(Extracted records)
>> Begin

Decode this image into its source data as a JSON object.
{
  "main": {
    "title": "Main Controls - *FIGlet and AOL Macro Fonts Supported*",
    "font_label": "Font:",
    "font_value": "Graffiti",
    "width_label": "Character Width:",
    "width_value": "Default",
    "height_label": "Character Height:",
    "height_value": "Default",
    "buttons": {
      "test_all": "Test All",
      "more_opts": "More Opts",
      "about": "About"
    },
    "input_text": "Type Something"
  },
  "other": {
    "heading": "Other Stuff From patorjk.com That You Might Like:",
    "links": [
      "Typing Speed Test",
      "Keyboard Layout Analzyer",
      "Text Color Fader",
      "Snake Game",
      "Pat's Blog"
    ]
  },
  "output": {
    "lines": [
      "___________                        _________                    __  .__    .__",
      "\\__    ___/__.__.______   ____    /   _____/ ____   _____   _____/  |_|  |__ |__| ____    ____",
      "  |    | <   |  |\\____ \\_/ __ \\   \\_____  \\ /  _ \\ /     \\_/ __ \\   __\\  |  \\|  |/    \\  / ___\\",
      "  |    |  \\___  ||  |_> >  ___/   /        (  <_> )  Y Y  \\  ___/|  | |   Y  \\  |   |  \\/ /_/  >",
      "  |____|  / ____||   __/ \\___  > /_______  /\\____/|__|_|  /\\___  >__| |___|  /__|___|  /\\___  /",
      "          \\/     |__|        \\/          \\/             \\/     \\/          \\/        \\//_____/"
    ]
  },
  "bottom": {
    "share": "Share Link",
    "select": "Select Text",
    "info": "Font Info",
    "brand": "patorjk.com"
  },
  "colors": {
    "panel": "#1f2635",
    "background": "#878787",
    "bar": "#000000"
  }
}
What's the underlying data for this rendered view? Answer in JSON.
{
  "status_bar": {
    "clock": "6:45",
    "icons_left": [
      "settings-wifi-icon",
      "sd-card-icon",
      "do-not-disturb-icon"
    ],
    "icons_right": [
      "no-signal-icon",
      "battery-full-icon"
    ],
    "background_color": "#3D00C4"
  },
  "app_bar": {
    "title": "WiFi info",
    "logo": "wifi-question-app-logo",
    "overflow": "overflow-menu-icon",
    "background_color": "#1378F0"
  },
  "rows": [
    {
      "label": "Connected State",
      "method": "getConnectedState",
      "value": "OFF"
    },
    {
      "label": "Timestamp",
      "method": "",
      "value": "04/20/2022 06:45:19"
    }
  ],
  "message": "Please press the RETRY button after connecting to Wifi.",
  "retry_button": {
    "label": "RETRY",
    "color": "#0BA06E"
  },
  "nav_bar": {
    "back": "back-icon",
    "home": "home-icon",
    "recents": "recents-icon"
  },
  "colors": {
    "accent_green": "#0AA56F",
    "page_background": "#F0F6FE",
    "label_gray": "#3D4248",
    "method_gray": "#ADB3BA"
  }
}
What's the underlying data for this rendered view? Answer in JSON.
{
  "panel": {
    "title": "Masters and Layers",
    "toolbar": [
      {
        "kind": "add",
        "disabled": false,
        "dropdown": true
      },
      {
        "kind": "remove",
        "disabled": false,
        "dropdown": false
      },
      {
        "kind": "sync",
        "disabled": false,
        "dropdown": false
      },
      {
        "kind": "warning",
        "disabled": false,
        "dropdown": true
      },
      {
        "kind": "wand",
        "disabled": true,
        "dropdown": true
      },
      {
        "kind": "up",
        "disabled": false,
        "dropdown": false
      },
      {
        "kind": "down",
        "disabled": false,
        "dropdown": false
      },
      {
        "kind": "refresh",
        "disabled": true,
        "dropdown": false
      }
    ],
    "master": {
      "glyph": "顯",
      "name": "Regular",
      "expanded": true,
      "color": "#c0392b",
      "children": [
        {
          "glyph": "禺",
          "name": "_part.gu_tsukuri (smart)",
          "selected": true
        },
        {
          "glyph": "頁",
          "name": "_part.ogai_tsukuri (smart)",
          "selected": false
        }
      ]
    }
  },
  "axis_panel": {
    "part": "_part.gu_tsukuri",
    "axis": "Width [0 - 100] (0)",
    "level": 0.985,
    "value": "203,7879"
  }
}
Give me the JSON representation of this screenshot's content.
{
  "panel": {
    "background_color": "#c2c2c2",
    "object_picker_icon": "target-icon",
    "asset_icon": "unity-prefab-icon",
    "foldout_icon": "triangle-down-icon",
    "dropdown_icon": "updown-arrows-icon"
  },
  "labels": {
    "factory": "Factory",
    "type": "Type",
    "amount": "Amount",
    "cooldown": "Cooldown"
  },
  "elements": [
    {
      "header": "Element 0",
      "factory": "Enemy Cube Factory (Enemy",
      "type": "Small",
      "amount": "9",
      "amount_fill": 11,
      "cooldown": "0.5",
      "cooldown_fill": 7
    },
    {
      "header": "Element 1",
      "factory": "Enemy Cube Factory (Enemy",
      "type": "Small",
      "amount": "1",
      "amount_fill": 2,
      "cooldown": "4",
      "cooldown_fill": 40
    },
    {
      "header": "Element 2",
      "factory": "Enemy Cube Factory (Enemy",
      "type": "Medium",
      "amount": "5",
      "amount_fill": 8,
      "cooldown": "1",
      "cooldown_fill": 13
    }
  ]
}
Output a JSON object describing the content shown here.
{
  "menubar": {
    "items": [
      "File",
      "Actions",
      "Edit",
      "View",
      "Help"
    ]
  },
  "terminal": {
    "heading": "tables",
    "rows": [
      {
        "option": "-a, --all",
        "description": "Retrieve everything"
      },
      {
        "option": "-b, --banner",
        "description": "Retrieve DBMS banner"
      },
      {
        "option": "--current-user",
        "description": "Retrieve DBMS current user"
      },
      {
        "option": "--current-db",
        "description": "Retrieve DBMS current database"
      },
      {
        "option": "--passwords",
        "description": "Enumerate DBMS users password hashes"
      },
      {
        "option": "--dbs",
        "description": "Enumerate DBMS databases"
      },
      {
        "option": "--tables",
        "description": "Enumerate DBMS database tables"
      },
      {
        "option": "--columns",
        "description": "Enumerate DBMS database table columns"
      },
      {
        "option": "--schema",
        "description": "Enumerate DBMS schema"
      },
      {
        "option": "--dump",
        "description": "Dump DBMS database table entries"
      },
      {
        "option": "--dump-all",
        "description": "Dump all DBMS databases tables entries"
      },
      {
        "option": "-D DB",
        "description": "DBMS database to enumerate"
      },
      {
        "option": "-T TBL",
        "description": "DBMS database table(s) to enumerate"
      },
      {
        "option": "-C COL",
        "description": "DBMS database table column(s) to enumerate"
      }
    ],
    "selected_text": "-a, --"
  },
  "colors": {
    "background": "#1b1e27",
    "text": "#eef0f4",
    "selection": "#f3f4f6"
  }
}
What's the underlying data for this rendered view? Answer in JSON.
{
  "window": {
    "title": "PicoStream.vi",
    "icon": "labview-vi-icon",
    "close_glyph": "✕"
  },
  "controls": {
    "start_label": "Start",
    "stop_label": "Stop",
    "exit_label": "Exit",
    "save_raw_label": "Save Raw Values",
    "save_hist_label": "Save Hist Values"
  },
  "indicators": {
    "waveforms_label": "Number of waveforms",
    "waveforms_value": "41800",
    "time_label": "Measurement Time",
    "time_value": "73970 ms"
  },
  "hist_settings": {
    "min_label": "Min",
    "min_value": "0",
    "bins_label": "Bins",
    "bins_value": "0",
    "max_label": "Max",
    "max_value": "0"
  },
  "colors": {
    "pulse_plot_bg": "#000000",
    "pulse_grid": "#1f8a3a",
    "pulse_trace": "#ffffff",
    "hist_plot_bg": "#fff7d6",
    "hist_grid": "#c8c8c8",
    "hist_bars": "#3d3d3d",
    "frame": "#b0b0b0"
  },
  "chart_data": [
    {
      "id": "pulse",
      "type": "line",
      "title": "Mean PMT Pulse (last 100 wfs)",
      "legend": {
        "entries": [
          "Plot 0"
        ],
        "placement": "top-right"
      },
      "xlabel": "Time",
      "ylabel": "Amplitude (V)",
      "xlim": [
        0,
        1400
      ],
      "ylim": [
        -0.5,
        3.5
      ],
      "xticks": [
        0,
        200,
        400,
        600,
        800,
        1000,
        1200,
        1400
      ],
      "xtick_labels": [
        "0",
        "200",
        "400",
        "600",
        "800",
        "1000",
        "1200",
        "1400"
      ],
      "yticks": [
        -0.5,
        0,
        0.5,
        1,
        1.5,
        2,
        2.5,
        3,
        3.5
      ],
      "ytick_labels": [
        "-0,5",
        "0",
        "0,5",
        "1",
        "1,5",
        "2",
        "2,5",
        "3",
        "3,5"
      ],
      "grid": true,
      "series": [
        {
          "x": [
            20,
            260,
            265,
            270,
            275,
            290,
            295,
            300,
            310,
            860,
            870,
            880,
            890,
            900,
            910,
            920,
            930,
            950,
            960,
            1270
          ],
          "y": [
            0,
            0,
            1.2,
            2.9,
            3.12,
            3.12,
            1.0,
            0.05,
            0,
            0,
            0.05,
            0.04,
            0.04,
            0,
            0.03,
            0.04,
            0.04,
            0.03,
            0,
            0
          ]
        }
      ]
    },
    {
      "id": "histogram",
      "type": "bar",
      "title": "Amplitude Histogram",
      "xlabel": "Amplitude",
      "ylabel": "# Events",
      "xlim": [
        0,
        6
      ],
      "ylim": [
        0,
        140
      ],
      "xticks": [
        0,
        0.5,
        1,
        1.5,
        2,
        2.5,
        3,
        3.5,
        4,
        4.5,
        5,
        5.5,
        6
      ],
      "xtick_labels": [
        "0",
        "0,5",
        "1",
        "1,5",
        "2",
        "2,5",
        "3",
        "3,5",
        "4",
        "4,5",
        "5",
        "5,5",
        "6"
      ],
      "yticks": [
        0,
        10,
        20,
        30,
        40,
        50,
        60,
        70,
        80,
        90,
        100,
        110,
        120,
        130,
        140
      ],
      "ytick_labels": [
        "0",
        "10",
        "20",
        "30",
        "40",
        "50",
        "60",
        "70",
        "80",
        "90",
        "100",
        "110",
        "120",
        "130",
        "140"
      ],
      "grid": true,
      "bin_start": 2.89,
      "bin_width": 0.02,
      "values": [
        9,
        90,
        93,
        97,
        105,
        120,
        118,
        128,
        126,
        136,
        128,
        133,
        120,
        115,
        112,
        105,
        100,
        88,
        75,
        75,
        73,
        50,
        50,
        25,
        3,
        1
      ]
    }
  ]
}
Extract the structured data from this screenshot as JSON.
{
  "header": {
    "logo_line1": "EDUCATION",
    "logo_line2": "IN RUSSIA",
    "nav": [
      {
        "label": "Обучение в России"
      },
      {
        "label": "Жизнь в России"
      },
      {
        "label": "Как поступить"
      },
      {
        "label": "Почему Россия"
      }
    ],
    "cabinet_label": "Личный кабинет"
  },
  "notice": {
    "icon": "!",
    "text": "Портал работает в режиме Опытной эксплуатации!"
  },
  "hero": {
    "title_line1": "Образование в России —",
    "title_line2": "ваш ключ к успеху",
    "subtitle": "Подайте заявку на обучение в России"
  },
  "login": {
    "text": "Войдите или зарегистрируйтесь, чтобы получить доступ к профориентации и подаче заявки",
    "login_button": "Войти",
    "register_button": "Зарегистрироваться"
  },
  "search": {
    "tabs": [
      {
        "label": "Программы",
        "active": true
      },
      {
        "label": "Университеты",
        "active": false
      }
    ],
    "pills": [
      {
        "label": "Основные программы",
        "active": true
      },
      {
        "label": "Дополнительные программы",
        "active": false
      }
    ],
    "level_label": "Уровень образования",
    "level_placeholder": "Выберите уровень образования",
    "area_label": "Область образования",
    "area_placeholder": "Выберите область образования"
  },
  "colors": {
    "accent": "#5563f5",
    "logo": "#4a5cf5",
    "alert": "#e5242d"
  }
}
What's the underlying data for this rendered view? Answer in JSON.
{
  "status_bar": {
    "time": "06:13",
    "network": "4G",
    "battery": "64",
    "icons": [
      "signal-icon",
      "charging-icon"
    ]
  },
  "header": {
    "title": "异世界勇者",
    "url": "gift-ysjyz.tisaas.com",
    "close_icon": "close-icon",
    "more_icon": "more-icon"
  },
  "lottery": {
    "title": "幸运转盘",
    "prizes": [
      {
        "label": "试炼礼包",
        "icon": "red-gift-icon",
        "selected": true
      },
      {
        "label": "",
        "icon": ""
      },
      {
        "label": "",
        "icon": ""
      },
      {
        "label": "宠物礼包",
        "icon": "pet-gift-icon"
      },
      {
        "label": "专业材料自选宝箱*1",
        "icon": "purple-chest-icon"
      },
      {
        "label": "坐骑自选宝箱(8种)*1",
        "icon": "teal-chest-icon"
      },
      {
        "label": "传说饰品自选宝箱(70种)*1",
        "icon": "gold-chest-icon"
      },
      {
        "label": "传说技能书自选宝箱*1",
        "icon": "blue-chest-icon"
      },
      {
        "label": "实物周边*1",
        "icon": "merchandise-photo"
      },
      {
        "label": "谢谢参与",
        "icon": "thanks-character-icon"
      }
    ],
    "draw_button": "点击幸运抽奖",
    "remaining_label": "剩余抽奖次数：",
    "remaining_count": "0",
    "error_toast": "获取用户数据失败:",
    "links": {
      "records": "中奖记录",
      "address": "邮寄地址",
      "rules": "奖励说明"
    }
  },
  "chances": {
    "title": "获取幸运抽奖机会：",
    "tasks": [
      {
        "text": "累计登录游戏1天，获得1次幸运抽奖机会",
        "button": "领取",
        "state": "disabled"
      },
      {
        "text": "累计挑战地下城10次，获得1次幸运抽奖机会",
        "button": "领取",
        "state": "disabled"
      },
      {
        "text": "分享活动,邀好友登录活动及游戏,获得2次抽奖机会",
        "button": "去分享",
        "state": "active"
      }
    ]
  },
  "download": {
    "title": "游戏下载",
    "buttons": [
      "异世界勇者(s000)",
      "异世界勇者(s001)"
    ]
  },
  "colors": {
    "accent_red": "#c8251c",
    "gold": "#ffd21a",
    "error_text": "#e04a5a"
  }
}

>> End

Task statement: Copy out each line of the listing that holds "Save".

Finished exercise:
    "save_raw_label": "Save Raw Values",
    "save_hist_label": "Save Hist Values"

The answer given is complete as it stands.